### Instruction
Search the material below for the word "America" and copy every line in which it occurs.
— start Provided entries —
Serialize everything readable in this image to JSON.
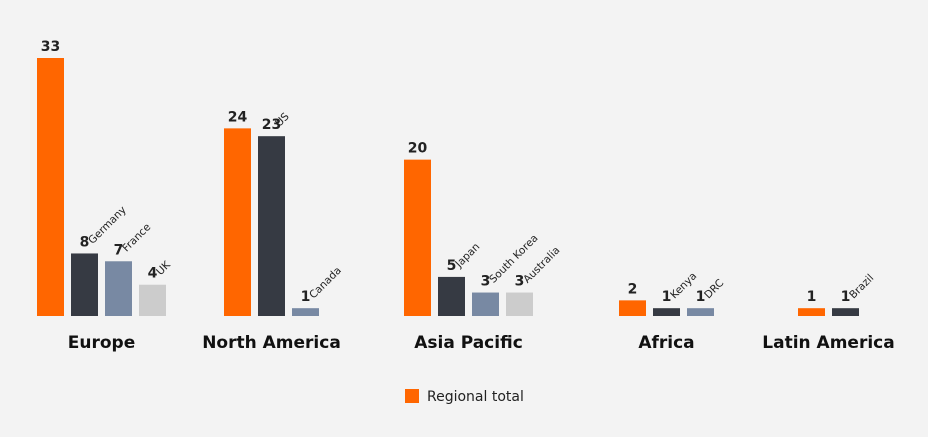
{
  "chart_data": {
    "type": "bar",
    "grid": false,
    "legend_position": "bottom-center",
    "legend": [
      {
        "label": "Regional total",
        "color": "#ff6600"
      }
    ],
    "colors": {
      "total": "#ff6600",
      "first": "#363a43",
      "second": "#7889a3",
      "third": "#cccccc"
    },
    "groups": [
      {
        "name": "Europe",
        "total": 33,
        "countries": [
          {
            "name": "Germany",
            "value": 8
          },
          {
            "name": "France",
            "value": 7
          },
          {
            "name": "UK",
            "value": 4
          }
        ]
      },
      {
        "name": "North America",
        "total": 24,
        "countries": [
          {
            "name": "US",
            "value": 23
          },
          {
            "name": "Canada",
            "value": 1
          }
        ]
      },
      {
        "name": "Asia Pacific",
        "total": 20,
        "countries": [
          {
            "name": "Japan",
            "value": 5
          },
          {
            "name": "South Korea",
            "value": 3
          },
          {
            "name": "Australia",
            "value": 3
          }
        ]
      },
      {
        "name": "Africa",
        "total": 2,
        "countries": [
          {
            "name": "Kenya",
            "value": 1
          },
          {
            "name": "DRC",
            "value": 1
          }
        ]
      },
      {
        "name": "Latin America",
        "total": 1,
        "countries": [
          {
            "name": "Brazil",
            "value": 1
          }
        ]
      }
    ]
  }
}
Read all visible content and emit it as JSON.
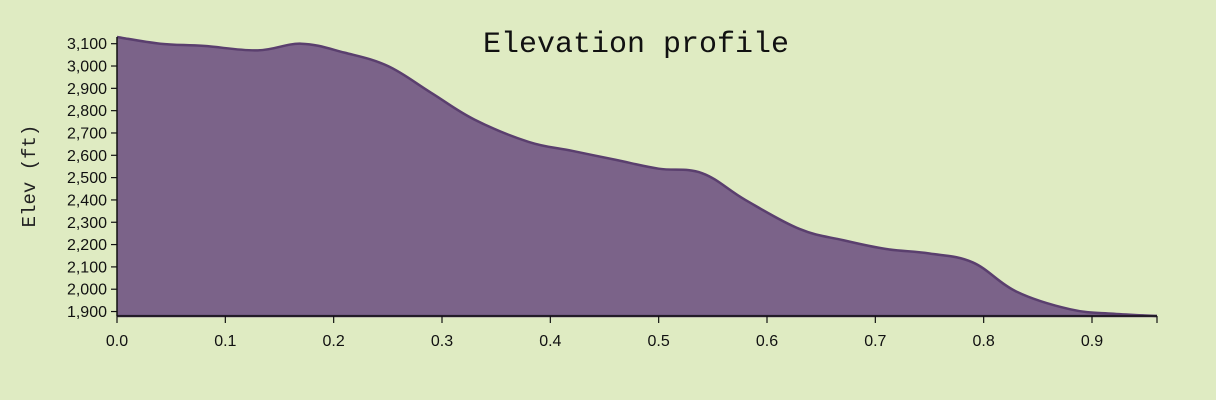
{
  "chart_data": {
    "type": "area",
    "title": "Elevation profile",
    "xlabel": "",
    "ylabel": "Elev (ft)",
    "xlim": [
      0,
      0.96
    ],
    "ylim": [
      1880,
      3130
    ],
    "x_ticks": [
      0.0,
      0.1,
      0.2,
      0.3,
      0.4,
      0.5,
      0.6,
      0.7,
      0.8,
      0.9
    ],
    "x_tick_labels": [
      "0.0",
      "0.1",
      "0.2",
      "0.3",
      "0.4",
      "0.5",
      "0.6",
      "0.7",
      "0.8",
      "0.9"
    ],
    "y_ticks": [
      1900,
      2000,
      2100,
      2200,
      2300,
      2400,
      2500,
      2600,
      2700,
      2800,
      2900,
      3000,
      3100
    ],
    "y_tick_labels": [
      "1,900",
      "2,000",
      "2,100",
      "2,200",
      "2,300",
      "2,400",
      "2,500",
      "2,600",
      "2,700",
      "2,800",
      "2,900",
      "3,000",
      "3,100"
    ],
    "grid": false,
    "colors": {
      "fill": "#7b6389",
      "stroke": "#5a3f6e",
      "background": "#dfebc2"
    },
    "series": [
      {
        "x": [
          0.0,
          0.04,
          0.08,
          0.13,
          0.17,
          0.21,
          0.25,
          0.29,
          0.33,
          0.38,
          0.42,
          0.46,
          0.5,
          0.54,
          0.58,
          0.63,
          0.67,
          0.71,
          0.75,
          0.79,
          0.83,
          0.88,
          0.92,
          0.96
        ],
        "y": [
          3130,
          3100,
          3090,
          3070,
          3100,
          3060,
          3000,
          2880,
          2760,
          2660,
          2620,
          2580,
          2540,
          2520,
          2400,
          2270,
          2220,
          2180,
          2160,
          2120,
          1990,
          1910,
          1890,
          1880
        ]
      }
    ]
  }
}
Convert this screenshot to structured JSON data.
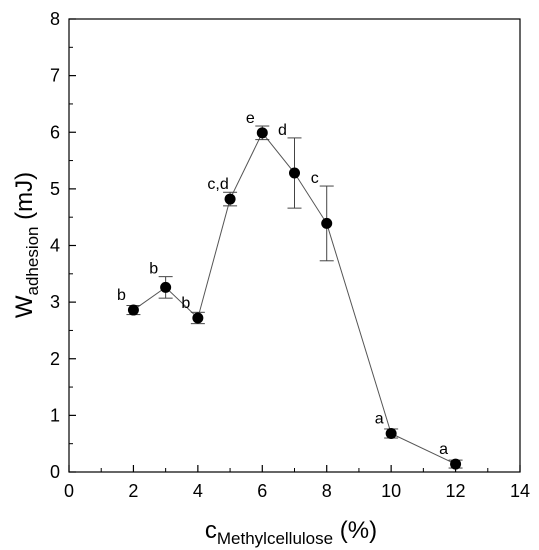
{
  "chart_data": {
    "type": "scatter",
    "connected": true,
    "title": "",
    "xlabel": {
      "main": "c",
      "subscript": "Methylcellulose",
      "suffix": " (%)"
    },
    "ylabel": {
      "main": "W",
      "subscript": "adhesion",
      "suffix": " (mJ)"
    },
    "xlim": [
      0,
      14
    ],
    "ylim": [
      0,
      8
    ],
    "xticks": [
      0,
      2,
      4,
      6,
      8,
      10,
      12,
      14
    ],
    "yticks": [
      0,
      1,
      2,
      3,
      4,
      5,
      6,
      7,
      8
    ],
    "grid": false,
    "legend": "none",
    "marker_color": "#000000",
    "line_color": "#555555",
    "points": [
      {
        "x": 2,
        "y": 2.86,
        "err": 0.08,
        "label": "b"
      },
      {
        "x": 3,
        "y": 3.26,
        "err": 0.19,
        "label": "b"
      },
      {
        "x": 4,
        "y": 2.72,
        "err": 0.1,
        "label": "b"
      },
      {
        "x": 5,
        "y": 4.82,
        "err": 0.12,
        "label": "c,d"
      },
      {
        "x": 6,
        "y": 5.99,
        "err": 0.12,
        "label": "e"
      },
      {
        "x": 7,
        "y": 5.28,
        "err": 0.62,
        "label": "d"
      },
      {
        "x": 8,
        "y": 4.39,
        "err": 0.66,
        "label": "c"
      },
      {
        "x": 10,
        "y": 0.68,
        "err": 0.08,
        "label": "a"
      },
      {
        "x": 12,
        "y": 0.14,
        "err": 0.07,
        "label": "a"
      }
    ]
  }
}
— end Provided entries —
### Task solution
        "name": "North America",
        "name": "Latin America",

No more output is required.